Pick out every line of the items below that contains the string "Layer", with case counting.

::: EXCERPTED DATA :::

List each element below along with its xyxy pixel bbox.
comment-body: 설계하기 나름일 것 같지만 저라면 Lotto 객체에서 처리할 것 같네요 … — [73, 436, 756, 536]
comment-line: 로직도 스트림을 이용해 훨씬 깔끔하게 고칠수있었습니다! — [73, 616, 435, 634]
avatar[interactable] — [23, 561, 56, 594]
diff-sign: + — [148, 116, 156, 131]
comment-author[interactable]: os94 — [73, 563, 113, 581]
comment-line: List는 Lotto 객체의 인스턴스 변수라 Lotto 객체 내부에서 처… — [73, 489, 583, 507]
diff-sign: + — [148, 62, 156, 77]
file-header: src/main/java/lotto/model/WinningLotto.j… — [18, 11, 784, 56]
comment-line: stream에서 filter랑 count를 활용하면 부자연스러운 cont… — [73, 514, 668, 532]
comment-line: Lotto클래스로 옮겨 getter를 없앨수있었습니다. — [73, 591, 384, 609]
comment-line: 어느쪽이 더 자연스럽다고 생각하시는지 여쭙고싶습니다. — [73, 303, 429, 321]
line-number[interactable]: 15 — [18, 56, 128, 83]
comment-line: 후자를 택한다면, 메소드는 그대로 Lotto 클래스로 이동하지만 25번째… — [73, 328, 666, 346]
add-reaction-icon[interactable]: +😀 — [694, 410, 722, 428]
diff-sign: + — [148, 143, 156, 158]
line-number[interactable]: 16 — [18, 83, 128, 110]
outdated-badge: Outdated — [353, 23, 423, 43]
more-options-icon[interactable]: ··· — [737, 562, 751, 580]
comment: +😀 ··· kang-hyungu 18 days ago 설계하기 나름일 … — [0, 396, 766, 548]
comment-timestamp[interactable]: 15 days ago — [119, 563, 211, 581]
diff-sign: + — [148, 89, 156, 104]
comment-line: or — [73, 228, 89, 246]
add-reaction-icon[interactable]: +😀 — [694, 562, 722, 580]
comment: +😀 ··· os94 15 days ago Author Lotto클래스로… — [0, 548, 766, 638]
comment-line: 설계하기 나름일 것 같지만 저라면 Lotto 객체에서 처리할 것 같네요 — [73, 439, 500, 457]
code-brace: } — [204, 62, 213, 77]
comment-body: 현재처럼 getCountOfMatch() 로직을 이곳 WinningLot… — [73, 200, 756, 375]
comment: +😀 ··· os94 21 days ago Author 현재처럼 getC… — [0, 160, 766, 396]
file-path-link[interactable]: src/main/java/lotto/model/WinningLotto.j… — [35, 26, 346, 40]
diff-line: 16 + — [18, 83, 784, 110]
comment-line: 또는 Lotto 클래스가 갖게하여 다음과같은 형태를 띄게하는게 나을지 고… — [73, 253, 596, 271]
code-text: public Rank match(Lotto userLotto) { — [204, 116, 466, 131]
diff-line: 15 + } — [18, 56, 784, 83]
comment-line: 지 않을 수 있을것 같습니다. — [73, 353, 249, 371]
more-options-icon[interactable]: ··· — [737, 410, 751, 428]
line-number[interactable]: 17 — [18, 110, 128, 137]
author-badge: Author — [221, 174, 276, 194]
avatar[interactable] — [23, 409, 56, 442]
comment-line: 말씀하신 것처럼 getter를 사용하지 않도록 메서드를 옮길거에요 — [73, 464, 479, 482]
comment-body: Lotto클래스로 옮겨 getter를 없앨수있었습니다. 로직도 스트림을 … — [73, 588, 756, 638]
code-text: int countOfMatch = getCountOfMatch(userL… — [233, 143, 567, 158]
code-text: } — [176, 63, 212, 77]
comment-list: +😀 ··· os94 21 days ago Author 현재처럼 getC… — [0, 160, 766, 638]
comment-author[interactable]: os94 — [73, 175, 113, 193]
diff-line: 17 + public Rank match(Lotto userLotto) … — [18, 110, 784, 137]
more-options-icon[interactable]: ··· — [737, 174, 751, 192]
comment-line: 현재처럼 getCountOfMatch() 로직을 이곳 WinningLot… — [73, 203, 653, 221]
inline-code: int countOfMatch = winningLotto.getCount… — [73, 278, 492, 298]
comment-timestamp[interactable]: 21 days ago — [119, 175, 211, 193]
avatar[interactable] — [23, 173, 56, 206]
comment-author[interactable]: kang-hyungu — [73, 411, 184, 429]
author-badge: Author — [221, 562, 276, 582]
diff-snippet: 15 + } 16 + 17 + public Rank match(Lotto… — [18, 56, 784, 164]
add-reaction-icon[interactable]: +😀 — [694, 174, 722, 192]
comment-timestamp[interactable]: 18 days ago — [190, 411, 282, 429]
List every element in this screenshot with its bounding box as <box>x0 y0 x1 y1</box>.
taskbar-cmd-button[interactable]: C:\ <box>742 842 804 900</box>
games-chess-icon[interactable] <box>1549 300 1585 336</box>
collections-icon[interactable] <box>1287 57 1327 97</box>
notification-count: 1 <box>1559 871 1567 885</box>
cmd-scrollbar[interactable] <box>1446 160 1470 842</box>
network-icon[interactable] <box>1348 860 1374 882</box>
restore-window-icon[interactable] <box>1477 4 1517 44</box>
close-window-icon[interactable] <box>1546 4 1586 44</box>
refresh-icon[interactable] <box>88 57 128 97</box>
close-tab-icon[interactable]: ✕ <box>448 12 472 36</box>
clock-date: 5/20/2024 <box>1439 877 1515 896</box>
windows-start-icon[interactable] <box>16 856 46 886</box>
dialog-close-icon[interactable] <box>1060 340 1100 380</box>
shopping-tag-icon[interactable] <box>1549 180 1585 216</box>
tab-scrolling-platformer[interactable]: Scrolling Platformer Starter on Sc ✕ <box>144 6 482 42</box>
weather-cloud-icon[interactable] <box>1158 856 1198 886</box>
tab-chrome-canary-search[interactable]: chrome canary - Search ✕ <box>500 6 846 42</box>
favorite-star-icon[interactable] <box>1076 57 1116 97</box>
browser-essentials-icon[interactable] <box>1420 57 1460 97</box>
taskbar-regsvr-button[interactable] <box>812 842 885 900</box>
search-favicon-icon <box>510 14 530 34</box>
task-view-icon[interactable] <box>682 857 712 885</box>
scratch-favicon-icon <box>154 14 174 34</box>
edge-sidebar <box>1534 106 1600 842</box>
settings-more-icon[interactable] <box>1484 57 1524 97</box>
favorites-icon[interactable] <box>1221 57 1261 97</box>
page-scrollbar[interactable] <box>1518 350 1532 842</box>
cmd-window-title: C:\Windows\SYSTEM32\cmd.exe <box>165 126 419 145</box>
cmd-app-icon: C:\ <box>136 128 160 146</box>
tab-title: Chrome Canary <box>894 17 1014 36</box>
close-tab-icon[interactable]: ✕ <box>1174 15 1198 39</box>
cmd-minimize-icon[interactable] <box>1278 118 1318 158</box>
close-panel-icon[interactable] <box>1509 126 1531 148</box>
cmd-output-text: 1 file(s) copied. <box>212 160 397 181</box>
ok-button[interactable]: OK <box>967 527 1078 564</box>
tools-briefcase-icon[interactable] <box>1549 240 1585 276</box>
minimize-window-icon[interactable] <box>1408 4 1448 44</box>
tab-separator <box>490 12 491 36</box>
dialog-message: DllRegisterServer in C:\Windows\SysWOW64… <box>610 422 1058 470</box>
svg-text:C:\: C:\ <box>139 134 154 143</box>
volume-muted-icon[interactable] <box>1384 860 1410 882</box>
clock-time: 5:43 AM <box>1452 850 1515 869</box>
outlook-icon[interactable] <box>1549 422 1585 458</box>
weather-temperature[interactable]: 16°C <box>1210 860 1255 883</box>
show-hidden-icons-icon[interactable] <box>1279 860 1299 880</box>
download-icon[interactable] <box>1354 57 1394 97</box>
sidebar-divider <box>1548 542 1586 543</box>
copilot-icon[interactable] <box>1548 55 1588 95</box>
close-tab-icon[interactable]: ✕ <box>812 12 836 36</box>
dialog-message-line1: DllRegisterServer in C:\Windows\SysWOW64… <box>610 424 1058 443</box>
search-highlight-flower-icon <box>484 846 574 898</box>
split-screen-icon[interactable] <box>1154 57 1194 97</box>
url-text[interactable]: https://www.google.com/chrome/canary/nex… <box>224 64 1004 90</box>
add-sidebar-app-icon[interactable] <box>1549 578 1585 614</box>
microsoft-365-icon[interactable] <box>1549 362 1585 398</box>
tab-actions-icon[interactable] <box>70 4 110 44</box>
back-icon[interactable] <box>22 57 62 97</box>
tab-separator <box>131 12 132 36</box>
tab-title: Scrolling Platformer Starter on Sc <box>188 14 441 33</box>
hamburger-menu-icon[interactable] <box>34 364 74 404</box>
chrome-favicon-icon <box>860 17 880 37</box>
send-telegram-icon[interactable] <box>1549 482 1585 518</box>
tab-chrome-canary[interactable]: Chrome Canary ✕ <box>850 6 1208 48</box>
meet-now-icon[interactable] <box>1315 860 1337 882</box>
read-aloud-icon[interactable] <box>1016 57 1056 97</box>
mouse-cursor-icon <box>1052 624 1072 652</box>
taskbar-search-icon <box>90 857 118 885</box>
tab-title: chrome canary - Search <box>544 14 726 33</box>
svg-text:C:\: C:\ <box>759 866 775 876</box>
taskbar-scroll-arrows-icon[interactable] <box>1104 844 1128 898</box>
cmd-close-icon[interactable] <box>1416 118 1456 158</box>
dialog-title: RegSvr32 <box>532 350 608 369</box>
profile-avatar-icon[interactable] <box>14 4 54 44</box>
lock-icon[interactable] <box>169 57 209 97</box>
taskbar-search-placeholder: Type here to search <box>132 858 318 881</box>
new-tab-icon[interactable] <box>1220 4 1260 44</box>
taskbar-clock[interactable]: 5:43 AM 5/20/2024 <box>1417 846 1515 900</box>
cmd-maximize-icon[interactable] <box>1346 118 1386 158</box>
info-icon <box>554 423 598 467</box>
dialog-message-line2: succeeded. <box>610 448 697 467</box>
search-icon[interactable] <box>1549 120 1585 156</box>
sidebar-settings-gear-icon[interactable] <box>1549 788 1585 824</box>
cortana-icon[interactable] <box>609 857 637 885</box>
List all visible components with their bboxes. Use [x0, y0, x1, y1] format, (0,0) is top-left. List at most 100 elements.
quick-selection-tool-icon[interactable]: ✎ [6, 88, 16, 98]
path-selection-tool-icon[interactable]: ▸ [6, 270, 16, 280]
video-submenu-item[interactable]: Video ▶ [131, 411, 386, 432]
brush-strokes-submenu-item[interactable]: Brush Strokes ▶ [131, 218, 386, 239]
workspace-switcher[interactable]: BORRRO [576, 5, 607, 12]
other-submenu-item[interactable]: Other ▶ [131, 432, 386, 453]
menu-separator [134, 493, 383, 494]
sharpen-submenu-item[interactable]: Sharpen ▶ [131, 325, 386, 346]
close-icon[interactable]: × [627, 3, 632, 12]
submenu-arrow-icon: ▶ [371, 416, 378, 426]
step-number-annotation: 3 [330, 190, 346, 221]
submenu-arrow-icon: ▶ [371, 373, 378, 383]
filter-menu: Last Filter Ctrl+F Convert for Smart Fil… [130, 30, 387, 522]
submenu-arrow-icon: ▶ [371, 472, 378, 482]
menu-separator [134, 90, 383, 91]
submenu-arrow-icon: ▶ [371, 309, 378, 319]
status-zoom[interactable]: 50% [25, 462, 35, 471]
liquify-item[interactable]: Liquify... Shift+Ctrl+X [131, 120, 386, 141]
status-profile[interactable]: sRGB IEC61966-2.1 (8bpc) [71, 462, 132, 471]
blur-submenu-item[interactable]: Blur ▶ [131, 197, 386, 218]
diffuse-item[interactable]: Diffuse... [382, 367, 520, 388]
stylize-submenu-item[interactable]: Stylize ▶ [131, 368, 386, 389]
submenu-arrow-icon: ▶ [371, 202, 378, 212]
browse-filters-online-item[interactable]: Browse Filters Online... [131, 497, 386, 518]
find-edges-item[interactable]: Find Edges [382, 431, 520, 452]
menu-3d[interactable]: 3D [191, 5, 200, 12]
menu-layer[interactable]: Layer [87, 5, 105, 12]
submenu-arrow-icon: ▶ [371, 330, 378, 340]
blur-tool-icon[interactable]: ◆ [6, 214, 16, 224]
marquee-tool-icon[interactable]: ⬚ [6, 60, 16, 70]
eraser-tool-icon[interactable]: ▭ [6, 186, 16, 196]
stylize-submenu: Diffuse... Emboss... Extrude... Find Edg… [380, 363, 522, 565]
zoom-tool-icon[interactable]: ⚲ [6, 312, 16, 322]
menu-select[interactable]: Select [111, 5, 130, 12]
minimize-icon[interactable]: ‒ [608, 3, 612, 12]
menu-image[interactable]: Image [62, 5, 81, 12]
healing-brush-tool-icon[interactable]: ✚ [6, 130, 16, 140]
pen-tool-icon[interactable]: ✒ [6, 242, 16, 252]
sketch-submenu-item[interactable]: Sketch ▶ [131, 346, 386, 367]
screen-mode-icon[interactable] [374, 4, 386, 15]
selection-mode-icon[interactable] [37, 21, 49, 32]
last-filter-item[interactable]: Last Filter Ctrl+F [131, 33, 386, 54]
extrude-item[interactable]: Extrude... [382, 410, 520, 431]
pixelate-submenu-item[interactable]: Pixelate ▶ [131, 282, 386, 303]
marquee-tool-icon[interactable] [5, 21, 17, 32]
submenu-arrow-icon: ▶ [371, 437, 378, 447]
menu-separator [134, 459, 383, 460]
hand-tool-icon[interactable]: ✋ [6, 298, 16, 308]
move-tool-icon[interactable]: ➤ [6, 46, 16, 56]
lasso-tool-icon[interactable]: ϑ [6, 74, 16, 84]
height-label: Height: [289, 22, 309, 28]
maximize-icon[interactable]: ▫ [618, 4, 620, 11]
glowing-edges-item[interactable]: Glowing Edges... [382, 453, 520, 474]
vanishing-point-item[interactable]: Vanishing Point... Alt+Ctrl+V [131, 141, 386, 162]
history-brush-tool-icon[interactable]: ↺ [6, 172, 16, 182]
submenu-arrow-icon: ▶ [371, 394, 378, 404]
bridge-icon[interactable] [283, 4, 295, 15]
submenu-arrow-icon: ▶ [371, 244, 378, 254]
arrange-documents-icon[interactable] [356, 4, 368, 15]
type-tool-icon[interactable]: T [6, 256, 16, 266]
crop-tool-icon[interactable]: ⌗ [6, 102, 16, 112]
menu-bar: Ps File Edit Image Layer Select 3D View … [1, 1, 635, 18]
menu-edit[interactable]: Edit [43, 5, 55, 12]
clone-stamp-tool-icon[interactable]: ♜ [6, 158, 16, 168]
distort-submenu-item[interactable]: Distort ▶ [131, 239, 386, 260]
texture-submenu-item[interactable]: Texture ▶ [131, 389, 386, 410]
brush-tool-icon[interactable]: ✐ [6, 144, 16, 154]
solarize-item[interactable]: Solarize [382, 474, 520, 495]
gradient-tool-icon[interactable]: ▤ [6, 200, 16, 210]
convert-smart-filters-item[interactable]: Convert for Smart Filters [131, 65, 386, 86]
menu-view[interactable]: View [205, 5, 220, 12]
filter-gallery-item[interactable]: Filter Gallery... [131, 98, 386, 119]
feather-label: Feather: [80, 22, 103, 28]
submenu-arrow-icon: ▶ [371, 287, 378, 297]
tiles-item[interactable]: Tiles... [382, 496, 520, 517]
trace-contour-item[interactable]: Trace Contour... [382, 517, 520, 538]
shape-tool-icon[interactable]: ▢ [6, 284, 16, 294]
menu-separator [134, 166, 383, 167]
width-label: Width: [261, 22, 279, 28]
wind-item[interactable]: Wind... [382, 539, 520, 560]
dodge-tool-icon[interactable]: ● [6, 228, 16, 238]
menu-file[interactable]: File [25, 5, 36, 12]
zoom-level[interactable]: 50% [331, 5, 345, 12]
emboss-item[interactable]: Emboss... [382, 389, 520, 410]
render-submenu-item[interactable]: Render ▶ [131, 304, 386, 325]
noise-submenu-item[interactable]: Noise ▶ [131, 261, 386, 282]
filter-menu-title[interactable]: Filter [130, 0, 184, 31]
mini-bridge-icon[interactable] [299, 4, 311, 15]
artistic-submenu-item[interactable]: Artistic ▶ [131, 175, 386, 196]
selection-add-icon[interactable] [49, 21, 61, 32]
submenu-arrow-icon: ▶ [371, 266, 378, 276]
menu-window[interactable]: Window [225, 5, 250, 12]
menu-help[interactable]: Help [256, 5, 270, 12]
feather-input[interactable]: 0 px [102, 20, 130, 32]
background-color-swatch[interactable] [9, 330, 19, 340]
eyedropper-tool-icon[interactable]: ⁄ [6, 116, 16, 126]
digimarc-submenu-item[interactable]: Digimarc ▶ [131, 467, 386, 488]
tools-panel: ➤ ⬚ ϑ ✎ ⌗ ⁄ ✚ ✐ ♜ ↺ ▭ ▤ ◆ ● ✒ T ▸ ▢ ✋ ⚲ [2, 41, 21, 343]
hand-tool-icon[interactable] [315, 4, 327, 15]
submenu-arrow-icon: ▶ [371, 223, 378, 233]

:::

__SOLUTION BELOW__:
menu-layer[interactable]: Layer [87, 5, 105, 12]
menu-bar: Ps File Edit Image Layer Select 3D View … [1, 1, 635, 18]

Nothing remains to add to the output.